> [AIM A]
In the dataset records, update the part that runs from the start of the records through the line containing "panel-title: Class colour" by replacing "caret-icon" with "chevron-icon" throughout, leaving everything else unchanged.

Chapter 2
Solutions of Equations in One Variable
Per-Olof Persson
persson@berkeley.edu
Department of Mathematics
University of California, Berkeley
Math 128A Numerical Analysis
Suppose that \(f\in C[a,b]\) and \(f(a)\cdot f(b)<0\). The Bisection method generates a sequence \(\{p_n\}_{n=1}^\infty\) approximating a zero \(p\) of \(f\) with \[ |p_n-p| \le \frac{b-a}{2^n},\qquad\text{when }n\ge 1. \]
Let \(g\in C[a,b]\) be such that \(g(x)\in[a,b]\), for all \(x\) in \([a,b]\). Suppose, in addition, that \(g'\) exists on \((a,b)\) and that a constant \(0<k<1\) exists with \[ |g'(x)|\le k,\qquad \text{for all }x\in(a,b). \] Then, for any number \(p_0\) in \([a,b]\), the sequence defined by \(p_n = g(p_{n-1})\) converges to the unique fixed point \(p\) in \([a,b]\).
If \(g\) satisfies the hypotheses above, then bounds for the error are given by \[ \begin{aligned} |p_n-p| &\le k^n \max \{p_0 - a, b - p_0 \} \\ |p_n-p| &\le \frac{k^n}{1-k} |p_1-p_0| \end{aligned} \]
Suppose \(f\in C^2[a,b]\) and \(p_0\in[a,b]\) approximates solution \(p\) of \(f(x)=0\) with \(f'(p_0)\ne 0\). Expand \(f(x)\) about \(p_0\): \[ f(p) = f(p_0) + (p-p_0)f'(p_0) + \frac{(p-p_0)^2}{2} f''(\xi(p)) \] Set \(f(p)=0\), assume \((p-p_0)^2\) negligible: \[ p \approx p_1 = p_0 - \frac{f(p_0)}{f'(p_0)} \] This gives the sequence \(\{p_n\}_{n=0}^\infty\): \[ p_n = p_{n-1} - \frac{f(p_{n-1})}{f'(p_{n-1})} \]
Newton’s method is fixed point iteration \(p_n=g(p_{n-1})\) with \[ g(x) = x - \frac{f(x)}{f'(x)} \]
Let \(f\in C^2[a,b]\). If \(p\in [a,b]\) is such that \(f(p)=0\) and \(f'(p)\ne 0\), then there exists a \(\delta >0\) such that Newton’s method generates a sequence \(\{p_n\}_{n=1}^\infty\) converging to \(p\) for any initial approximation \(p_0\in[p-\delta,p+\delta]\).

> [AIM B]
List every numerical method named in the numerical analysis text.

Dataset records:
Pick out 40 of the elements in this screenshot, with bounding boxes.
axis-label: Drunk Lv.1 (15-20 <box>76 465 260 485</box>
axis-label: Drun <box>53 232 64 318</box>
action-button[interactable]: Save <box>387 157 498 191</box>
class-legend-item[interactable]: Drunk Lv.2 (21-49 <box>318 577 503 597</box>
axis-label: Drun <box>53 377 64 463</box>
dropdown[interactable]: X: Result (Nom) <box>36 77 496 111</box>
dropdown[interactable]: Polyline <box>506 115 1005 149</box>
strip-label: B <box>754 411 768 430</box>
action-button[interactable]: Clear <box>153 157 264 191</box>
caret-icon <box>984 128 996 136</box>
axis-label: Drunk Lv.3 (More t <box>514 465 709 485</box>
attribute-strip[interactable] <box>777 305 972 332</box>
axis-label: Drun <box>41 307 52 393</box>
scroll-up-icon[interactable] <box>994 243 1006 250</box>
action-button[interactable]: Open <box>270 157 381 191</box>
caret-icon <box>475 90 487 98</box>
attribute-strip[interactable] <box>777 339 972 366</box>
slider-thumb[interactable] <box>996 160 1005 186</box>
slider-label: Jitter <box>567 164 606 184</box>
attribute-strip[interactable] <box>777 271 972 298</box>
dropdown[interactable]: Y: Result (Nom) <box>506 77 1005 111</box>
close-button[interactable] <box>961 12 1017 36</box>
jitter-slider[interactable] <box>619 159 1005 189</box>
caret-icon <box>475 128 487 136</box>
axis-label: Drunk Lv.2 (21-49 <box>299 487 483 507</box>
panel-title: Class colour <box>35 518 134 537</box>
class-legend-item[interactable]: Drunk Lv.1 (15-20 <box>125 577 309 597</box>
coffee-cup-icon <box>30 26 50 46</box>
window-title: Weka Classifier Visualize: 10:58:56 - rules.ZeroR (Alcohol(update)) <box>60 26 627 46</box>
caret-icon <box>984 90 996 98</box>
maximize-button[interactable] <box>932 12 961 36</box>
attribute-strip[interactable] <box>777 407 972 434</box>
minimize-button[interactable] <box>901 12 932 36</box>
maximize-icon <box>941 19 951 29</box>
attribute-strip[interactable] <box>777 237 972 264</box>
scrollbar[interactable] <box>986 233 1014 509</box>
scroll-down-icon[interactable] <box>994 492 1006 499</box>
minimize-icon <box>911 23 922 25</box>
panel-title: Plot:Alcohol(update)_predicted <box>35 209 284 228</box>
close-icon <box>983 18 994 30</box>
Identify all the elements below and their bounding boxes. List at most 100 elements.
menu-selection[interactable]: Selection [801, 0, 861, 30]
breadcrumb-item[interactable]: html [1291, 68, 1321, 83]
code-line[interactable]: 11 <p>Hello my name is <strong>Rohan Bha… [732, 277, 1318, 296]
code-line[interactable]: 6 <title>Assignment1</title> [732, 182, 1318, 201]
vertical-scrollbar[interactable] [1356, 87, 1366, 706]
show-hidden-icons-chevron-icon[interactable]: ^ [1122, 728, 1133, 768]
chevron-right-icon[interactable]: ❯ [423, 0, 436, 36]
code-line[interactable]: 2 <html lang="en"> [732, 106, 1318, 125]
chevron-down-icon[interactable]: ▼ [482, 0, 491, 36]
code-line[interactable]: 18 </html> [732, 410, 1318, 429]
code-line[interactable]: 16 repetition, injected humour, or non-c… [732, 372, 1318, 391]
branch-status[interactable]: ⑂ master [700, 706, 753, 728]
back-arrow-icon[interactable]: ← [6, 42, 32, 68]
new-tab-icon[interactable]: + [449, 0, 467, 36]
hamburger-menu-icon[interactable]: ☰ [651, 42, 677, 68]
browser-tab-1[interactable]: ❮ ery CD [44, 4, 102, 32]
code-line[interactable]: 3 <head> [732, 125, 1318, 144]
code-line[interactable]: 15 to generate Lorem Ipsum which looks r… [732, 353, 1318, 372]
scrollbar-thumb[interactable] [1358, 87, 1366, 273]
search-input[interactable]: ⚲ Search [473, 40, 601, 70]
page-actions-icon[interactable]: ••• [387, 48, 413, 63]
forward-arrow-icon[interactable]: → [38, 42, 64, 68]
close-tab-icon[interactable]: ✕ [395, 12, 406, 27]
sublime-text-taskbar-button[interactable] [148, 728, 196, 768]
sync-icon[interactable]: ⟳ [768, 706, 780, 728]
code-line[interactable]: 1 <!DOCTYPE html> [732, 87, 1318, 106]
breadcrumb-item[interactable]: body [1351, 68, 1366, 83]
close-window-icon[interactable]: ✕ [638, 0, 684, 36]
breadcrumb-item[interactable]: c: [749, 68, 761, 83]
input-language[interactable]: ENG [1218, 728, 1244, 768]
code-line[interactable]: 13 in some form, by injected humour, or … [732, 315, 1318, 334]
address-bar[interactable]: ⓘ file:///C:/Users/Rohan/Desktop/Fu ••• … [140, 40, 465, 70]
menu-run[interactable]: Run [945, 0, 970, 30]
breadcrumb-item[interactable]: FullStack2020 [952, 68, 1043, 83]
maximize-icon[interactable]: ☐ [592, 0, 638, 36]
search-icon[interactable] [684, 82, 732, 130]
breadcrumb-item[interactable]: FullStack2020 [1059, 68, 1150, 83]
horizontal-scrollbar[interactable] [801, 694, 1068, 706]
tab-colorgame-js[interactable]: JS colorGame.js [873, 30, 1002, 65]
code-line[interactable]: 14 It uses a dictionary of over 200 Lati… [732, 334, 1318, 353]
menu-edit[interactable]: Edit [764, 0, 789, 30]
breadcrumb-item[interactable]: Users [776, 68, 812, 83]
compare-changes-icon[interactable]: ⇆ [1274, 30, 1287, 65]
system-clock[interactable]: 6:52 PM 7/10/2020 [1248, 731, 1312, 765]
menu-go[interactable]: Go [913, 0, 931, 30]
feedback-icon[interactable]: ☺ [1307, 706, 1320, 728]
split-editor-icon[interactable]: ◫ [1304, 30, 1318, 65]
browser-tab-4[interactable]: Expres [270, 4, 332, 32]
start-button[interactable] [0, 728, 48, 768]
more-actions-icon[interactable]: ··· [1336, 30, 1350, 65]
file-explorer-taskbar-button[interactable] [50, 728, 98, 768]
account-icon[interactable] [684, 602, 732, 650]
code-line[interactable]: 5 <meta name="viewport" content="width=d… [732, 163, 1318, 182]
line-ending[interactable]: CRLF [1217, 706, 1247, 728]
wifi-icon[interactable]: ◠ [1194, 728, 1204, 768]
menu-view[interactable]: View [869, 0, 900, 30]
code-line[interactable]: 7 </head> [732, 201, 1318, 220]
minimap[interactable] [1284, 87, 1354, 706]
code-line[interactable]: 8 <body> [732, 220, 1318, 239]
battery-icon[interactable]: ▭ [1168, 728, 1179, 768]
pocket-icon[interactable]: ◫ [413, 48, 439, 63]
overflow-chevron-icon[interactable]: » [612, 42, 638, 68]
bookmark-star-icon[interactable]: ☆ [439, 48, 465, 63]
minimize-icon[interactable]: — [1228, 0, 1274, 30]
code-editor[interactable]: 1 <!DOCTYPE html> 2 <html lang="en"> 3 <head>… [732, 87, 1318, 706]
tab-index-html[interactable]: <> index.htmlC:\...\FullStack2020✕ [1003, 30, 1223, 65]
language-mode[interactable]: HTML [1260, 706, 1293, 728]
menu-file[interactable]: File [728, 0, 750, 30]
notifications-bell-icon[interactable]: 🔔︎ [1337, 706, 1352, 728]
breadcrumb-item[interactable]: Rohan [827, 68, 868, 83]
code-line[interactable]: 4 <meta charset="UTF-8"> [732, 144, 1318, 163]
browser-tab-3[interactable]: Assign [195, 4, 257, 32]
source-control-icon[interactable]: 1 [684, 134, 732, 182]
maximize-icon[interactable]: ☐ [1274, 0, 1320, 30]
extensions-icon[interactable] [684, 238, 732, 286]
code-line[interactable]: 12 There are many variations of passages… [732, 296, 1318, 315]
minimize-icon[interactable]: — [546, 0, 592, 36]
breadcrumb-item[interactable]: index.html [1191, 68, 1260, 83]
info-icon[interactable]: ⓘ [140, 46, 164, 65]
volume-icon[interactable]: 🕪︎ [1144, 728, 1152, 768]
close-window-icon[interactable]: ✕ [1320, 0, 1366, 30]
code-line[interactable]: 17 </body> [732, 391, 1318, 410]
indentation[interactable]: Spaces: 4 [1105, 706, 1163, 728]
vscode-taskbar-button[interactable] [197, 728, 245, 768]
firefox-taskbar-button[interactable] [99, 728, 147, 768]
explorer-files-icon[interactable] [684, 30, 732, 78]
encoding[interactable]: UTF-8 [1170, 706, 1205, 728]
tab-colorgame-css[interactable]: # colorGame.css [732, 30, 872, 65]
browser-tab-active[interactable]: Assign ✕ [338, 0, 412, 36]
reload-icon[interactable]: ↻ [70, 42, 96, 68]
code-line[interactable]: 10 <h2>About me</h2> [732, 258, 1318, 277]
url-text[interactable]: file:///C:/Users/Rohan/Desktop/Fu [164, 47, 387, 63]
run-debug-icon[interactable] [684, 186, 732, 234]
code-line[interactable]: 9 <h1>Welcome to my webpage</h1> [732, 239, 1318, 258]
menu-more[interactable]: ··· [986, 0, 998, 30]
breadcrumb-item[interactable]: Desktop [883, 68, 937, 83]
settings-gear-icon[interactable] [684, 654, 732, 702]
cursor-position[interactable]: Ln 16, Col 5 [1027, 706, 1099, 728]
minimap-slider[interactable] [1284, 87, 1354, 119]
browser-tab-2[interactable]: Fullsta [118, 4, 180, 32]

> [EXPECTED OUTPUT A]
Pick out 40 of the elements in this screenshot, with bounding boxes.
axis-label: Drunk Lv.1 (15-20 <box>76 465 260 485</box>
axis-label: Drun <box>53 232 64 318</box>
action-button[interactable]: Save <box>387 157 498 191</box>
class-legend-item[interactable]: Drunk Lv.2 (21-49 <box>318 577 503 597</box>
axis-label: Drun <box>53 377 64 463</box>
dropdown[interactable]: X: Result (Nom) <box>36 77 496 111</box>
dropdown[interactable]: Polyline <box>506 115 1005 149</box>
strip-label: B <box>754 411 768 430</box>
action-button[interactable]: Clear <box>153 157 264 191</box>
chevron-icon <box>984 128 996 136</box>
axis-label: Drunk Lv.3 (More t <box>514 465 709 485</box>
attribute-strip[interactable] <box>777 305 972 332</box>
axis-label: Drun <box>41 307 52 393</box>
scroll-up-icon[interactable] <box>994 243 1006 250</box>
action-button[interactable]: Open <box>270 157 381 191</box>
chevron-icon <box>475 90 487 98</box>
attribute-strip[interactable] <box>777 339 972 366</box>
slider-thumb[interactable] <box>996 160 1005 186</box>
slider-label: Jitter <box>567 164 606 184</box>
attribute-strip[interactable] <box>777 271 972 298</box>
dropdown[interactable]: Y: Result (Nom) <box>506 77 1005 111</box>
close-button[interactable] <box>961 12 1017 36</box>
jitter-slider[interactable] <box>619 159 1005 189</box>
chevron-icon <box>475 128 487 136</box>
axis-label: Drunk Lv.2 (21-49 <box>299 487 483 507</box>
panel-title: Class colour <box>35 518 134 537</box>

> [EXPECTED OUTPUT B]
- Bisection method
- Fixed point iteration
- Newton’s method